• What needs to be done
List all lines of the data that include the string "solar".

• Records provided

* BEGIN *

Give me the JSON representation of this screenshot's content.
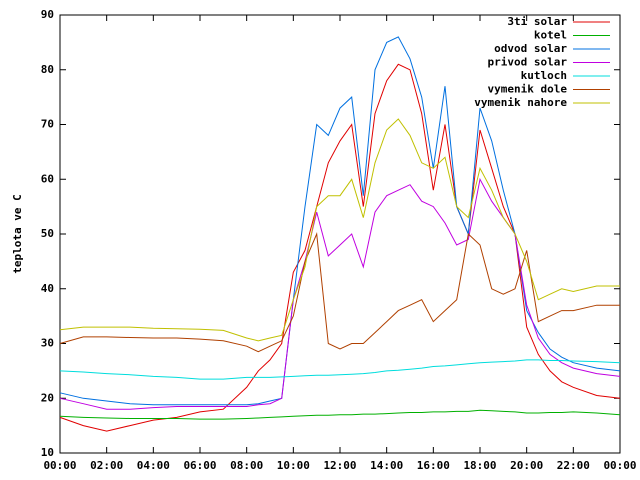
{
  "chart_data": {
    "type": "line",
    "y_label": "teplota ve C",
    "x": [
      0,
      1,
      2,
      3,
      4,
      5,
      6,
      7,
      8,
      8.5,
      9,
      9.5,
      10,
      10.5,
      11,
      11.5,
      12,
      12.5,
      13,
      13.5,
      14,
      14.5,
      15,
      15.5,
      16,
      16.5,
      17,
      17.5,
      18,
      18.5,
      19,
      19.5,
      20,
      20.5,
      21,
      21.5,
      22,
      23,
      24
    ],
    "xlim": [
      0,
      24
    ],
    "xticks": [
      {
        "value": 0,
        "label": "00:00"
      },
      {
        "value": 2,
        "label": "02:00"
      },
      {
        "value": 4,
        "label": "04:00"
      },
      {
        "value": 6,
        "label": "06:00"
      },
      {
        "value": 8,
        "label": "08:00"
      },
      {
        "value": 10,
        "label": "10:00"
      },
      {
        "value": 12,
        "label": "12:00"
      },
      {
        "value": 14,
        "label": "14:00"
      },
      {
        "value": 16,
        "label": "16:00"
      },
      {
        "value": 18,
        "label": "18:00"
      },
      {
        "value": 20,
        "label": "20:00"
      },
      {
        "value": 22,
        "label": "22:00"
      },
      {
        "value": 24,
        "label": "00:00"
      }
    ],
    "ylim": [
      10,
      90
    ],
    "yticks": [
      10,
      20,
      30,
      40,
      50,
      60,
      70,
      80,
      90
    ],
    "legend": "top-right",
    "series": [
      {
        "name": "3ti solar",
        "color": "#e00000",
        "values": [
          16.5,
          15,
          14,
          15,
          16,
          16.5,
          17.5,
          18,
          22,
          25,
          27,
          30,
          43,
          47,
          55,
          63,
          67,
          70,
          55,
          72,
          78,
          81,
          80,
          72,
          58,
          70,
          55,
          50,
          69,
          62,
          55,
          50,
          33,
          28,
          25,
          23,
          22,
          20.5,
          20
        ]
      },
      {
        "name": "kotel",
        "color": "#00b000",
        "values": [
          16.7,
          16.5,
          16.4,
          16.3,
          16.3,
          16.3,
          16.2,
          16.2,
          16.3,
          16.4,
          16.5,
          16.6,
          16.7,
          16.8,
          16.9,
          16.9,
          17,
          17,
          17.1,
          17.1,
          17.2,
          17.3,
          17.4,
          17.4,
          17.5,
          17.5,
          17.6,
          17.6,
          17.8,
          17.7,
          17.6,
          17.5,
          17.3,
          17.3,
          17.4,
          17.4,
          17.5,
          17.3,
          17
        ]
      },
      {
        "name": "odvod solar",
        "color": "#0070e0",
        "values": [
          21,
          20,
          19.5,
          19,
          18.8,
          18.8,
          18.8,
          18.8,
          18.8,
          19,
          19.5,
          20,
          38,
          55,
          70,
          68,
          73,
          75,
          57,
          80,
          85,
          86,
          82,
          75,
          62,
          77,
          55,
          50,
          73,
          67,
          58,
          50,
          36,
          32,
          29,
          27.5,
          26.5,
          25.5,
          25
        ]
      },
      {
        "name": "privod solar",
        "color": "#c000e0",
        "values": [
          20,
          19,
          18,
          18,
          18.3,
          18.5,
          18.5,
          18.5,
          18.5,
          18.8,
          19,
          20,
          38,
          45,
          54,
          46,
          48,
          50,
          44,
          54,
          57,
          58,
          59,
          56,
          55,
          52,
          48,
          49,
          60,
          56,
          53,
          50,
          37,
          31,
          28,
          26.5,
          25.5,
          24.5,
          24
        ]
      },
      {
        "name": "kutloch",
        "color": "#00dddd",
        "values": [
          25,
          24.8,
          24.5,
          24.3,
          24,
          23.8,
          23.5,
          23.5,
          23.8,
          23.8,
          23.8,
          23.9,
          24,
          24.1,
          24.2,
          24.2,
          24.3,
          24.4,
          24.5,
          24.7,
          25,
          25.1,
          25.3,
          25.5,
          25.8,
          25.9,
          26.1,
          26.3,
          26.5,
          26.6,
          26.7,
          26.8,
          27,
          27,
          26.9,
          26.9,
          26.8,
          26.7,
          26.5
        ]
      },
      {
        "name": "vymenik dole",
        "color": "#b04000",
        "values": [
          30,
          31.2,
          31.2,
          31.1,
          31,
          31,
          30.8,
          30.5,
          29.5,
          28.5,
          29.5,
          30.5,
          35,
          45,
          50,
          30,
          29,
          30,
          30,
          32,
          34,
          36,
          37,
          38,
          34,
          36,
          38,
          50,
          48,
          40,
          39,
          40,
          47,
          34,
          35,
          36,
          36,
          37,
          37
        ]
      },
      {
        "name": "vymenik nahore",
        "color": "#c0c000",
        "values": [
          32.5,
          33,
          33,
          33,
          32.8,
          32.7,
          32.6,
          32.4,
          31,
          30.5,
          31,
          31.5,
          38,
          44,
          55,
          57,
          57,
          60,
          53,
          63,
          69,
          71,
          68,
          63,
          62,
          64,
          55,
          53,
          62,
          58,
          53,
          50,
          45,
          38,
          39,
          40,
          39.5,
          40.5,
          40.5
        ]
      }
    ]
  }
}
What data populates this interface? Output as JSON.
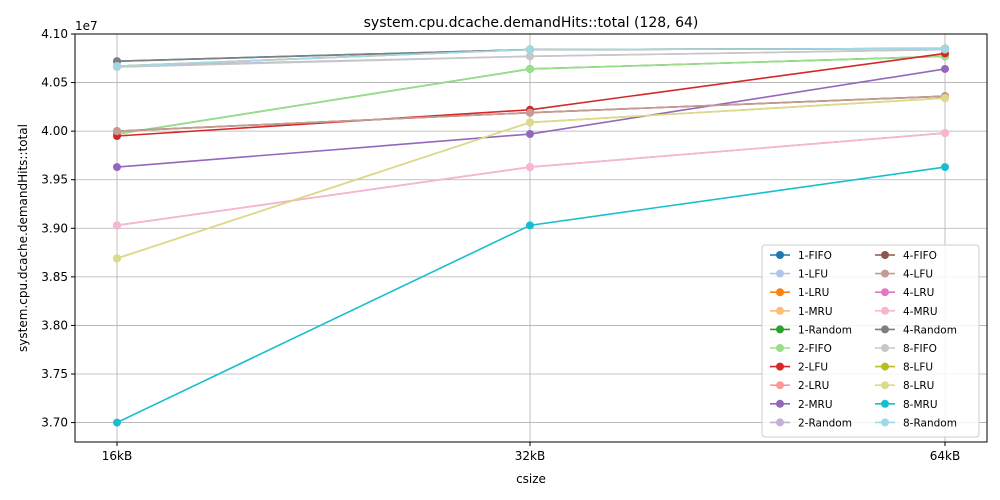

* END *

• Completed exercise
        "name": "3ti solar",
        "name": "odvod solar",
        "name": "privod solar",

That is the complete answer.